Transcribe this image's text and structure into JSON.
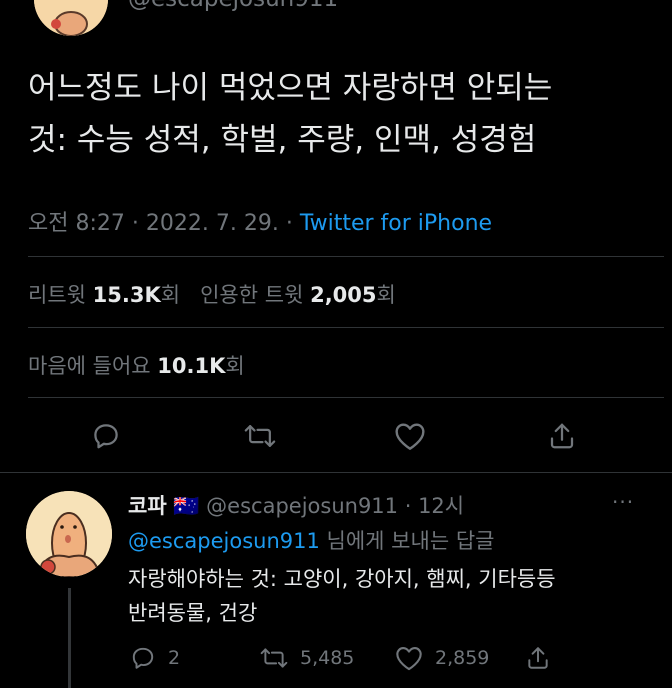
{
  "header": {
    "handle_partial": "@escapejosun911"
  },
  "tweet": {
    "text_line1": "어느정도 나이 먹었으면 자랑하면 안되는",
    "text_line2": "것: 수능 성적, 학벌, 주량, 인맥, 성경험",
    "time": "오전 8:27",
    "separator": " · ",
    "date": "2022. 7. 29.",
    "separator2": " · ",
    "source": "Twitter for iPhone",
    "retweets_label": "리트윗",
    "retweets_count": "15.3K",
    "retweets_unit": "회",
    "quotes_label": "인용한 트윗",
    "quotes_count": "2,005",
    "quotes_unit": "회",
    "likes_label": "마음에 들어요",
    "likes_count": "10.1K",
    "likes_unit": "회"
  },
  "actions": {
    "reply_icon": "reply-icon",
    "retweet_icon": "retweet-icon",
    "like_icon": "heart-icon",
    "share_icon": "share-icon"
  },
  "reply": {
    "name": "코파",
    "flag": "🇦🇺",
    "handle": "@escapejosun911",
    "dot": " · ",
    "time": "12시",
    "more": "···",
    "replying_to": "@escapejosun911",
    "replying_suffix": "님에게 보내는 답글",
    "text_line1": "자랑해야하는 것: 고양이, 강아지, 햄찌, 기타등등",
    "text_line2": "반려동물, 건강",
    "reply_count": "2",
    "retweet_count": "5,485",
    "like_count": "2,859"
  },
  "colors": {
    "background": "#000000",
    "text": "#e7e9ea",
    "muted": "#71767b",
    "link": "#1d9bf0",
    "divider": "#2f3336"
  }
}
● ● ● ●
▸ REQUIRED WORK
Except for the pictures, print the data above exactly.

▸ REPLY
Transcribe this image's text and structure into JSON.
{
  "header": {
    "handle_partial": "@escapejosun911"
  },
  "tweet": {
    "text_line1": "어느정도 나이 먹었으면 자랑하면 안되는",
    "text_line2": "것: 수능 성적, 학벌, 주량, 인맥, 성경험",
    "time": "오전 8:27",
    "separator": " · ",
    "date": "2022. 7. 29.",
    "separator2": " · ",
    "source": "Twitter for iPhone",
    "retweets_label": "리트윗",
    "retweets_count": "15.3K",
    "retweets_unit": "회",
    "quotes_label": "인용한 트윗",
    "quotes_count": "2,005",
    "quotes_unit": "회",
    "likes_label": "마음에 들어요",
    "likes_count": "10.1K",
    "likes_unit": "회"
  },
  "actions": {
    "reply_icon": "reply-icon",
    "retweet_icon": "retweet-icon",
    "like_icon": "heart-icon",
    "share_icon": "share-icon"
  },
  "reply": {
    "name": "코파",
    "flag": "🇦🇺",
    "handle": "@escapejosun911",
    "dot": " · ",
    "time": "12시",
    "more": "···",
    "replying_to": "@escapejosun911",
    "replying_suffix": "님에게 보내는 답글",
    "text_line1": "자랑해야하는 것: 고양이, 강아지, 햄찌, 기타등등",
    "text_line2": "반려동물, 건강",
    "reply_count": "2",
    "retweet_count": "5,485",
    "like_count": "2,859"
  },
  "colors": {
    "background": "#000000",
    "text": "#e7e9ea",
    "muted": "#71767b",
    "link": "#1d9bf0",
    "divider": "#2f3336"
  }
}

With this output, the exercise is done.